=== Brief ===
Work out how many lines have "this" in them. Give only that number.

Figure record listings:
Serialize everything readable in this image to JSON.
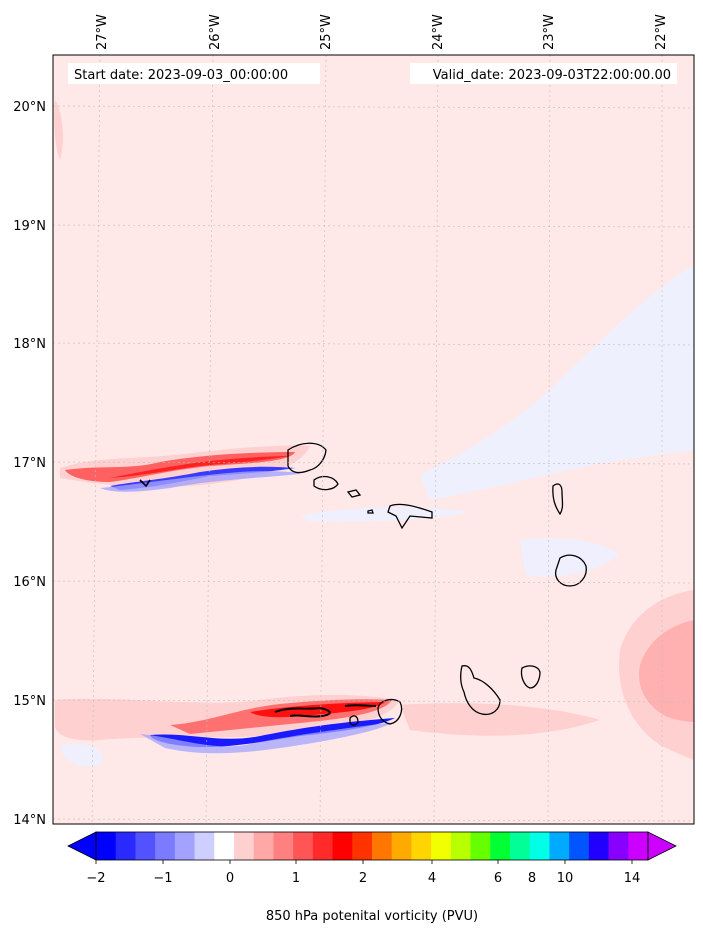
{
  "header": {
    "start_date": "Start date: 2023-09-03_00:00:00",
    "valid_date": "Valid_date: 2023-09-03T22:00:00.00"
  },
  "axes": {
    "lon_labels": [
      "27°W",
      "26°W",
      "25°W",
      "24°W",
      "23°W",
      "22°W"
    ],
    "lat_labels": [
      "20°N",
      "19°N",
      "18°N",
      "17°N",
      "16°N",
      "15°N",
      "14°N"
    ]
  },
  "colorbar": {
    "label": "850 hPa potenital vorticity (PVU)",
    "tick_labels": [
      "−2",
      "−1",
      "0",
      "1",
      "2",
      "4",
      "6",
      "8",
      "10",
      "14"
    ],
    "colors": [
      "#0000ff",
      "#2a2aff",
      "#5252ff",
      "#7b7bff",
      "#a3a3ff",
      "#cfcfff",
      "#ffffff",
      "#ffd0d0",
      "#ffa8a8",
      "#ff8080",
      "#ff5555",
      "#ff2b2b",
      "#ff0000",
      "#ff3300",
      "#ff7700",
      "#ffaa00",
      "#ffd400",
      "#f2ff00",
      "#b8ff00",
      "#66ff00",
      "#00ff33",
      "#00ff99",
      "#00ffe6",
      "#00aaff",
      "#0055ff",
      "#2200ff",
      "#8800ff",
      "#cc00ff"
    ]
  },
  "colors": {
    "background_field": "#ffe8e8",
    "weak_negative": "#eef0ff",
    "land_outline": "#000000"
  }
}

--

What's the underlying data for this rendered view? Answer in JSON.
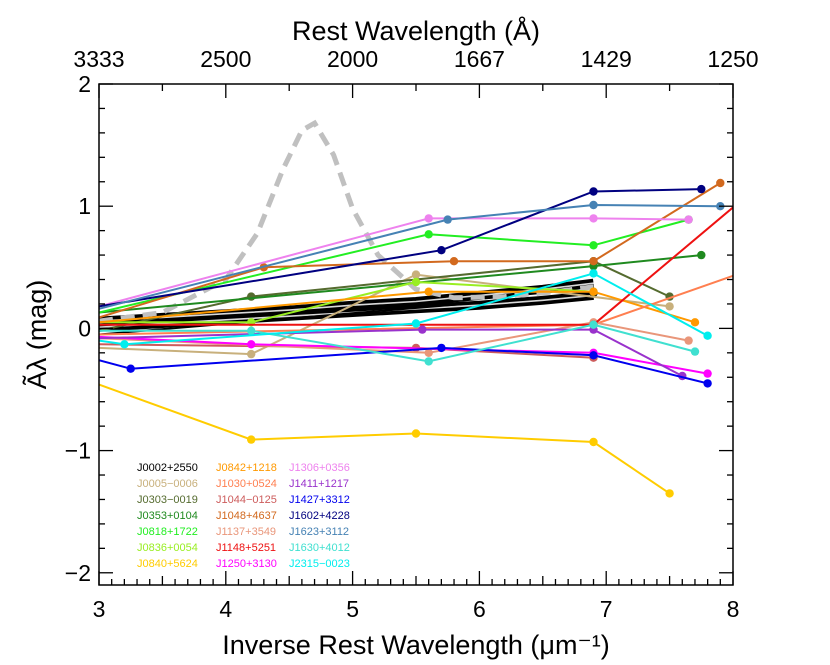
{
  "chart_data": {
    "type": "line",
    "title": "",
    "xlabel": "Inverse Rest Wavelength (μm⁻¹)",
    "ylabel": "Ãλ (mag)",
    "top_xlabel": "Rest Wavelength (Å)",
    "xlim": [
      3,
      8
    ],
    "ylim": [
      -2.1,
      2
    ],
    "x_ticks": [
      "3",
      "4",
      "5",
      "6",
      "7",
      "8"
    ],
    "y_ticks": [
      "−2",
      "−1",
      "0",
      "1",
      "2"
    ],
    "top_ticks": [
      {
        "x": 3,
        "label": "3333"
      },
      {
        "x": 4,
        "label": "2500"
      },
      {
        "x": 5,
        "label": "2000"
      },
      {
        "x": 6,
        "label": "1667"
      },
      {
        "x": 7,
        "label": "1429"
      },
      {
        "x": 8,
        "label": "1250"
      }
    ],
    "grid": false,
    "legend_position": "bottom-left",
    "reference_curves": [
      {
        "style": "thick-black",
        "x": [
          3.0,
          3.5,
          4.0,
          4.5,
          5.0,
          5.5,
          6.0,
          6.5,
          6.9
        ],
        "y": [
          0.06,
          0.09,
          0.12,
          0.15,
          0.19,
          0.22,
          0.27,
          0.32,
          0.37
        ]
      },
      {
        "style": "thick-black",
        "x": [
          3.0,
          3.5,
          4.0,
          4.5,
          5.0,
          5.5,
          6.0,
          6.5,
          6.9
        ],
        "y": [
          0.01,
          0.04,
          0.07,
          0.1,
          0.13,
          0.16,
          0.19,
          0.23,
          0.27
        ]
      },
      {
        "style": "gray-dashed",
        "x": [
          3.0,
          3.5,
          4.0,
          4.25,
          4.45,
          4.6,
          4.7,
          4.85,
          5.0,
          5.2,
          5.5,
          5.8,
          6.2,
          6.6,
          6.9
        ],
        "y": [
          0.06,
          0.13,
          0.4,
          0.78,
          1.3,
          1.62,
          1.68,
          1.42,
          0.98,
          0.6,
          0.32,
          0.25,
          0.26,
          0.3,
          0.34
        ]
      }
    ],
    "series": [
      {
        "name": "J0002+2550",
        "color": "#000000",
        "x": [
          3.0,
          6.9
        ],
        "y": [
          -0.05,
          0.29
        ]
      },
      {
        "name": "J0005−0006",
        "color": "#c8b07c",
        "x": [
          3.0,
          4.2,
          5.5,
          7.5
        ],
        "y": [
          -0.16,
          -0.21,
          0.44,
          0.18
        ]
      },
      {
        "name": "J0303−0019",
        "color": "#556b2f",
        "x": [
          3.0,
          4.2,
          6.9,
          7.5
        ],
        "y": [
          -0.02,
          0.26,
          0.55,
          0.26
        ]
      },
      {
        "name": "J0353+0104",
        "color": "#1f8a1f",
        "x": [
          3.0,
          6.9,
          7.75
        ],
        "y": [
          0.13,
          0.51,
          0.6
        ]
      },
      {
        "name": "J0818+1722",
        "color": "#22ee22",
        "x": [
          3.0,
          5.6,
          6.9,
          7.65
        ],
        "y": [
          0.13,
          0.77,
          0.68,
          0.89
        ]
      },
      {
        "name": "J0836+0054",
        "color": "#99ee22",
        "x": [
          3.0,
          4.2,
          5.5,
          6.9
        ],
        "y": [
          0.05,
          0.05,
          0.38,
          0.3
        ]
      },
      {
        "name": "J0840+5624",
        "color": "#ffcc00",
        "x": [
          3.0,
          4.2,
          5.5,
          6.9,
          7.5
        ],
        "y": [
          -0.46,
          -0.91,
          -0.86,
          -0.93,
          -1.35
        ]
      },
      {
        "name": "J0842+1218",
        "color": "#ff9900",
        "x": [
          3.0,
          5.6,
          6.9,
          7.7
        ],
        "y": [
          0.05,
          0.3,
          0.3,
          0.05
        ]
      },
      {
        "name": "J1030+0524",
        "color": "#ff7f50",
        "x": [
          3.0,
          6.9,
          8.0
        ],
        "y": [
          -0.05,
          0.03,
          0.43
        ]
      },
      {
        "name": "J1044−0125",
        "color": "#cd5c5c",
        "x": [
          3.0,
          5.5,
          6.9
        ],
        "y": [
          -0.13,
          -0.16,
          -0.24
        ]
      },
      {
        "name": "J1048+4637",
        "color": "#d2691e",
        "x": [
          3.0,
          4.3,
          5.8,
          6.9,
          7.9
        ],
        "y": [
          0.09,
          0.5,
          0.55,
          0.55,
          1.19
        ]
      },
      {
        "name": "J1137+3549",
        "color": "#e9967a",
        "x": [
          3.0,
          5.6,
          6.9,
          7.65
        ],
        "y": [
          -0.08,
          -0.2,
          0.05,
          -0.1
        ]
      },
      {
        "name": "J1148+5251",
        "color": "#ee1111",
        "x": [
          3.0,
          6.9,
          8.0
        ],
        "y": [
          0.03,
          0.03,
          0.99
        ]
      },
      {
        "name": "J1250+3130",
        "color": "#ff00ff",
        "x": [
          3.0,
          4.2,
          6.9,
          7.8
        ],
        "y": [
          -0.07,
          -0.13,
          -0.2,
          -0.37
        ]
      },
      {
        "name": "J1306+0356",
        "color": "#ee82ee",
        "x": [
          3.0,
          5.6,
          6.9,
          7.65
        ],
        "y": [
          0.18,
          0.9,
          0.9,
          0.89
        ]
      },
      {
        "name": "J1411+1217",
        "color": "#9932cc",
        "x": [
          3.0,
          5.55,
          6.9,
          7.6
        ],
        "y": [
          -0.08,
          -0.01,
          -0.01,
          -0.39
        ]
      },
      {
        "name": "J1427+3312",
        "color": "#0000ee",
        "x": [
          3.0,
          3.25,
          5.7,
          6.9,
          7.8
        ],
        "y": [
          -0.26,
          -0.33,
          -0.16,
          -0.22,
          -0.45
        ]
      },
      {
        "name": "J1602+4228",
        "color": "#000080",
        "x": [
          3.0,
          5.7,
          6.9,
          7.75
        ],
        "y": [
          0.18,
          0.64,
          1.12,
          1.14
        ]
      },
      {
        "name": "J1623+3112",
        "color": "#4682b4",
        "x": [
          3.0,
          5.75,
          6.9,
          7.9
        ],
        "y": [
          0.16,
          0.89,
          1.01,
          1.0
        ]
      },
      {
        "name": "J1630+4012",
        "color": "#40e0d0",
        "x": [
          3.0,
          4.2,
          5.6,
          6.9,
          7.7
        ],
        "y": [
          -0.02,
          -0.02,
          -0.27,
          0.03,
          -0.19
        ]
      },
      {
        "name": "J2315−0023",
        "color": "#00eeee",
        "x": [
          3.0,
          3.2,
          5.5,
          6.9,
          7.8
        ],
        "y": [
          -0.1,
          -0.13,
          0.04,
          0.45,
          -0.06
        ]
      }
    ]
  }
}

--

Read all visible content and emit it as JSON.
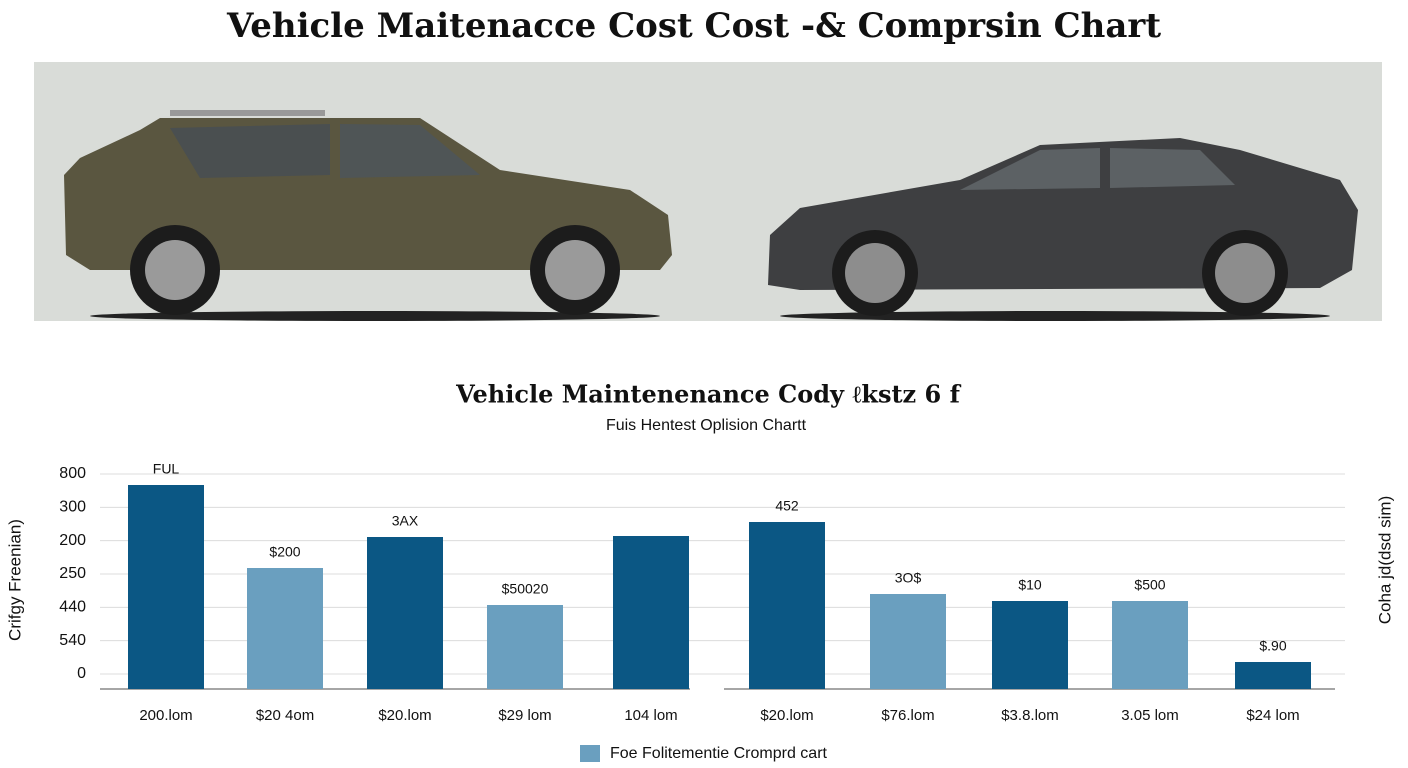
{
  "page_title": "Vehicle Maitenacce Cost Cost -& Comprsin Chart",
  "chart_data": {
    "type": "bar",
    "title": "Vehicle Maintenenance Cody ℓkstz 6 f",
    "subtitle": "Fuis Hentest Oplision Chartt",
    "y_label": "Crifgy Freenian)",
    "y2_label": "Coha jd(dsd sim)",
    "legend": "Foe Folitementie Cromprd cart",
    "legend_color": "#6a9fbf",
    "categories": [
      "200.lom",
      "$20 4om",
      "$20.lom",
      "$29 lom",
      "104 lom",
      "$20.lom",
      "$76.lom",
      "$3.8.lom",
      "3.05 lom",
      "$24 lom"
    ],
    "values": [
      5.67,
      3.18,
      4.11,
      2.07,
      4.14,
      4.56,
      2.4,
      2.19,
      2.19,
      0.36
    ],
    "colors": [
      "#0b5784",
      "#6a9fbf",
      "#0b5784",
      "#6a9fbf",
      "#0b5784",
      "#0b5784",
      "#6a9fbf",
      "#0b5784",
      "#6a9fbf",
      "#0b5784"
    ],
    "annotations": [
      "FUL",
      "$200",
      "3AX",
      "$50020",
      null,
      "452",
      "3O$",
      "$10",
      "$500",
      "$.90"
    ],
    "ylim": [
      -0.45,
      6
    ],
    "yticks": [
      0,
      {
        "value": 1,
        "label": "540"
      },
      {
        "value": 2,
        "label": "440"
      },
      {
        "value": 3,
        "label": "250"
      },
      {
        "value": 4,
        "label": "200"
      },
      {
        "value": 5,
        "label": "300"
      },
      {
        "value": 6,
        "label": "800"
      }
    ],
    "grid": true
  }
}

=== Task solution ===
2